PROBLEM TO WORK ON:
Answer with nothing but the number of lines that include the word "Imperfect".

## START ENTRIES SUPPLIED

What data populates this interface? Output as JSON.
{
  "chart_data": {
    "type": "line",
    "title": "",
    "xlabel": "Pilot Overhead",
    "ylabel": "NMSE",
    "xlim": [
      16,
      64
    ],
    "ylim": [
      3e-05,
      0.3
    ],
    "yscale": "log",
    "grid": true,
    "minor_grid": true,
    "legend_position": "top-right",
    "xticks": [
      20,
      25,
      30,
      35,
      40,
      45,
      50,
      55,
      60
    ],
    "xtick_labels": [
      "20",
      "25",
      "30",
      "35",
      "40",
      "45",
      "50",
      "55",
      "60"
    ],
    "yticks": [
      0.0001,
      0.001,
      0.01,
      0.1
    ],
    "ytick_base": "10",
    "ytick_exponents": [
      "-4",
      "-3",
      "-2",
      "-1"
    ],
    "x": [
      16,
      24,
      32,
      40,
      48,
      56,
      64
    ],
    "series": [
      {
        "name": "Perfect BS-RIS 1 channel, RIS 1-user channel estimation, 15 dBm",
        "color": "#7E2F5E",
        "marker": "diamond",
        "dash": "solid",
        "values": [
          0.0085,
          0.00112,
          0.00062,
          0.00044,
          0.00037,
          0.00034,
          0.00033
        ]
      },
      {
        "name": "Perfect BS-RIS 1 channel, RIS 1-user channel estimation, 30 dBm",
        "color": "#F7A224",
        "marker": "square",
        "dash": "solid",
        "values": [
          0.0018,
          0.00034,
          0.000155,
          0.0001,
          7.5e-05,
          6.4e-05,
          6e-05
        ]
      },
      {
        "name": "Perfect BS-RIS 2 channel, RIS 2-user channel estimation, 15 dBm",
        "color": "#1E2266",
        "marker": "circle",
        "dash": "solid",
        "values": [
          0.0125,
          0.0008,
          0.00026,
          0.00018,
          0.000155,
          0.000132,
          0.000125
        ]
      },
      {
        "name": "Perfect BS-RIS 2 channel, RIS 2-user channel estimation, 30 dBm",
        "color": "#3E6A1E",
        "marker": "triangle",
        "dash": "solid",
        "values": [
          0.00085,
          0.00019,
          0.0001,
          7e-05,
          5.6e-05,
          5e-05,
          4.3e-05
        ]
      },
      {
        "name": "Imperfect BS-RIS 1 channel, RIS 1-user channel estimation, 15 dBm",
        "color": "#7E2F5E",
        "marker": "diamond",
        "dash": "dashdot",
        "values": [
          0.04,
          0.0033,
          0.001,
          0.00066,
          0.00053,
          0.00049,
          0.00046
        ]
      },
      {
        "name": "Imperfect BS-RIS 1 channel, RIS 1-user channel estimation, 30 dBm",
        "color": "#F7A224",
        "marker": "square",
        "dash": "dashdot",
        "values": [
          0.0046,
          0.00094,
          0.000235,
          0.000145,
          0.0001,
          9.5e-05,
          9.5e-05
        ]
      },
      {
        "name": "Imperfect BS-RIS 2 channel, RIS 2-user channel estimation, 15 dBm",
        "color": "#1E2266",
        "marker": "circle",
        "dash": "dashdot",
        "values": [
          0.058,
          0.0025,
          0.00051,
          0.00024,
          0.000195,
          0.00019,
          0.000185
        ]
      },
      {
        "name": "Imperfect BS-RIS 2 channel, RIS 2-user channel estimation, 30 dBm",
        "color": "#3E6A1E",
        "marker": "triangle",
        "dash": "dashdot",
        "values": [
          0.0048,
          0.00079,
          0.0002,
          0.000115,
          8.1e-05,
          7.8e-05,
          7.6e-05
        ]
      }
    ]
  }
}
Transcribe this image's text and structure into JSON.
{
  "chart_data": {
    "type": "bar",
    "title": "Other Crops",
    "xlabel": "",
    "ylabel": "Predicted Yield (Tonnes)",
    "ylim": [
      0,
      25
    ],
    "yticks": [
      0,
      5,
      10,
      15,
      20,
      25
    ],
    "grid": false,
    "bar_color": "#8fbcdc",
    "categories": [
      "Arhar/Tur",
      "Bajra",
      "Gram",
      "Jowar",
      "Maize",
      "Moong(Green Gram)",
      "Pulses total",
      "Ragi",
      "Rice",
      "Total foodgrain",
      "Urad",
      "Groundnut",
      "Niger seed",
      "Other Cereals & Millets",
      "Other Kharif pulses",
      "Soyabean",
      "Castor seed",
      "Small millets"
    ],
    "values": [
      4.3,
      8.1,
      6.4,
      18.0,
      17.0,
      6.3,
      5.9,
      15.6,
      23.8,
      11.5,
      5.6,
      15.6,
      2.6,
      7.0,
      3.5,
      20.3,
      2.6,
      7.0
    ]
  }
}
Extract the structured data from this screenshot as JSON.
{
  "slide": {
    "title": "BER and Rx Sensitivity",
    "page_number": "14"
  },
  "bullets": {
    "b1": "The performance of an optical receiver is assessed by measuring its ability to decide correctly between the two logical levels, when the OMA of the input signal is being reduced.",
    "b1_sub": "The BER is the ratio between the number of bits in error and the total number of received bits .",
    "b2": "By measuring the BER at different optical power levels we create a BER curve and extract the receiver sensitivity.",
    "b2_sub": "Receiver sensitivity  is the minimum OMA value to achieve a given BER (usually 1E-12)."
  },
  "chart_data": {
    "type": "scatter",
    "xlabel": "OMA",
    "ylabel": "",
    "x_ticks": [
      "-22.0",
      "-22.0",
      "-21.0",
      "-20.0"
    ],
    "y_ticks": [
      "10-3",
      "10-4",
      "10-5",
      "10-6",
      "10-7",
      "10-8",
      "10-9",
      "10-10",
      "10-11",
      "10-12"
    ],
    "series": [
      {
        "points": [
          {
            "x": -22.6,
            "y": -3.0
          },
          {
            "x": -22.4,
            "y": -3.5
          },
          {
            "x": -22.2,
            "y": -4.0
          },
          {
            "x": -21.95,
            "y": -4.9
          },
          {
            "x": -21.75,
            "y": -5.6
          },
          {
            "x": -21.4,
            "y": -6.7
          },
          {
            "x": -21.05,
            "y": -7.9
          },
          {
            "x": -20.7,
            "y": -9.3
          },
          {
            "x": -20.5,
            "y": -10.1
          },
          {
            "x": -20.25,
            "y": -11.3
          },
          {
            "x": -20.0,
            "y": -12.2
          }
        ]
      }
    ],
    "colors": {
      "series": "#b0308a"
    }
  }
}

## END ENTRIES SUPPLIED

RESULT OF THE EXERCISE:
4